Residencia de Estudiantes, todos hijos de la renovación de España, de la
apuesta por la ciencia moderna y experimental, en un país perdido en sus
propios intestinos.
Conviene
recordarlos en estos tiempos de incertidumbre y vulnerabilidad, porque esos dos
científicos grancanarios del primer tercio del siglo XX habían visto y vivido
las peores miserias y enfermedades de una comunidad. Sin embargo, en
circunstancias comparativamente peores a las que vivimos ahora, los dos
llegaron a la cumbre de la investigación médica y crearon escuela. Fueron dos
eslabones de la cadena que había iniciado Santiago Ramón y Cajal, de tal suerte
que lograron crear una especie de colmena científica, tal y como lo ha definido
un escritor contemporáneo. Practicaron el nuevo paradigma que se imponía, y
cuya máxima primera sería que la ciencia es un acto colectivo que se regenera
con nuevos participantes, en un contexto de trabajo en equipo. Esa nueva forma
de hacer ciencia incluía el respeto a los maestros, atraer y socializar a los
nuevos talentos, y reeducar las emociones primarias hacia valores de
racionalidad objetiva.
De
aquella colmena o escuela de Negrín salieron investigadores médicos con una
proyección internacional de primer orden. Los más destacables quizá fueran José
María de Corral García (becado en Berna, acabó como Catedrático de Patología en
Madrid, y director del Instituto Cajal); José Puche Álvarez (becado en las
Universidades de Gante, Libre de Bruselas, Utrecht y Lund, Catedrático en las
Universidades de Salamanca y Valencia, acabó en la UNAM de México); Marcelino
Pascua Martínez (primer becario Howard en Londres y pensionado por la Fundación
Rockefeller para la Universidad John Hopkins de Baltimore, acabó como alto asesor
de la OMS en Ginebra); Severo Ochoa de Albornoz (becado en Berlín, Boston,
Heidelberg, Nueva York y Londres, acabó como profesor de la Universidad de
Nueva York, y Premio Nobel de Medicina); José María García Valdecasas (becado
en Kiel, Halle y Praga, obtuvo la Cátedra de Fisiología de la Universidad de
Salamanca); Rafael Méndez y Martínez (becado
en Edimburgo, Londres, Oslo y Estocolmo, acabó como reconocido investigador del
Instituto Nacional de Cardiología de México); Ramón Pérez Cirera (becado para
trabajar en el Colegio de Francia y en Estados Unidos en la Fundación
Rockefeller, ganó la Cátedra de Farmacología Experimental de la Universidad de
Valladolid); Blas Cabrera Sánchez (becado en Praga por la Universidad Central
de Madrid, sería el primer Profesor de Fisiología de la Educación Física de
España); y, por último, Francisco Grande Covián (becado en Alemania y Copenhage,
trabajó en laboratorios universitarios de Londres, y acabó siendo el primer
presidente de la Sociedad Española de Nutrición). De todos ellos me quedo con un
apunte menos anecdótico de lo que creemos: el estudio de Rafael Méndez y
Martínez sobre la vitamina C que conserva el tuno, el higo de la tunera, el
llamado higo chumbo. El origen de la cumbre de Gran Canaria no se despega de la
influencia de estos investigadores, sus árboles, plantas y frutos están en su
guion científico.

■ ■ ■

Preguntas de lectura:
1. Según el texto sobre la escuela de Negrín, ¿qué cargo llegó a ocupar finalmente Francisco Grande Covián?
2. ¿Cómo resumirías en dos oraciones el texto sobre la escuela de Negrín?
3. ¿Cómo seguiría el texto sobre la escuela de Negrín? Escribe su continuación a partir de la última oración.

Datos:
■ ■ ■

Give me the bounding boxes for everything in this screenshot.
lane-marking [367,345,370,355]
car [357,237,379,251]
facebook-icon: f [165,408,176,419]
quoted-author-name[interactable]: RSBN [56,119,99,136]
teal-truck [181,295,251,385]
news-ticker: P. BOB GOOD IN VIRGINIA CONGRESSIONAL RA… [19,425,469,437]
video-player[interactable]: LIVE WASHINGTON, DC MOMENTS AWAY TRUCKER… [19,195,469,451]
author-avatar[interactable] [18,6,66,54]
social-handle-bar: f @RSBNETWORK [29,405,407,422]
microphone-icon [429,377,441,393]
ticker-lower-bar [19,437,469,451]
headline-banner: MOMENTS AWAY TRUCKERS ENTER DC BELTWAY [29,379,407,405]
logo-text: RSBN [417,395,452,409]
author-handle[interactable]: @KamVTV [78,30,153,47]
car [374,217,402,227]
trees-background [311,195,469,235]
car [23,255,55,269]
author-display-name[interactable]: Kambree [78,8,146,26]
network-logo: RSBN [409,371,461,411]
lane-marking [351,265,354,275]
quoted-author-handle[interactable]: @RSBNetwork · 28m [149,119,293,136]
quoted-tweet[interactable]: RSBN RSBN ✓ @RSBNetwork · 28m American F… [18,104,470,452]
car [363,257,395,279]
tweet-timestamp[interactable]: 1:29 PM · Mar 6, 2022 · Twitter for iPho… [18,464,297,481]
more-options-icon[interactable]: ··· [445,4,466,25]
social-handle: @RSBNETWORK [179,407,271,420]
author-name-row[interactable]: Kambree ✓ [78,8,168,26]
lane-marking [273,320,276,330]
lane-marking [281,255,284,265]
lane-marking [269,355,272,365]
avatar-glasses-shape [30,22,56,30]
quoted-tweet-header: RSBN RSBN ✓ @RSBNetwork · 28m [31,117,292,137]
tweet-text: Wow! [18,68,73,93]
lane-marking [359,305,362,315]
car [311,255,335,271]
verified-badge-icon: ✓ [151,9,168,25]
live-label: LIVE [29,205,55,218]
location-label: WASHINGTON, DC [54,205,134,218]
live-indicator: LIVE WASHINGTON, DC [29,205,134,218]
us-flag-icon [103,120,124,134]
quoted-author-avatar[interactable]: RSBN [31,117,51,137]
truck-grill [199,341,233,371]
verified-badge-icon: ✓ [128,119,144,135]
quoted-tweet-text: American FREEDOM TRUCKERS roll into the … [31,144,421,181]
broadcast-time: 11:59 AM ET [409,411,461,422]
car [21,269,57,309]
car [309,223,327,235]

■ ■ ■

Respuestas de actividades:
1. Fue el primer presidente de la Sociedad Española de Nutrición.

2. Dos científicos grancanarios del primer tercio del siglo XX, que habían visto las peores miserias y enfermedades de una comunidad, llegaron a la cumbre de la investigación médica y crearon escuela según un paradigma que entendía la ciencia como un acto colectivo de trabajo en equipo. De la escuela de Negrín salieron investigadores de proyección internacional, como Severo Ochoa o Francisco Grande Covián, y entre sus trabajos destaca el estudio de Rafael Méndez y Martínez sobre la vitamina C del higo chumbo.

3.
Desde
niños, los dos científicos grancanarios habrían visto cómo se trasladaban a los
enfermos en el lomo de las bestias. Y cómo acudían los campesinos a la maestra
de la escuela, para que escribiera los síntomas de los enfermos en un papel, y
hacerle llegar la descripción al médico de San Mateo, que a resultas prescribía
los remedios a ingerir. Y cuando se tratara de una inyección, se visitaba a
Manuel Pérez, el zapatero, allá en Tejeda, y en el mismo taller de los
remiendos del cuero y de la suela, se calentaba el hornillo para desinfectar la
aguja, la enorme aguja que el zapatero clavaba en las nalgas para remendar,
esta vez, las enfermedades.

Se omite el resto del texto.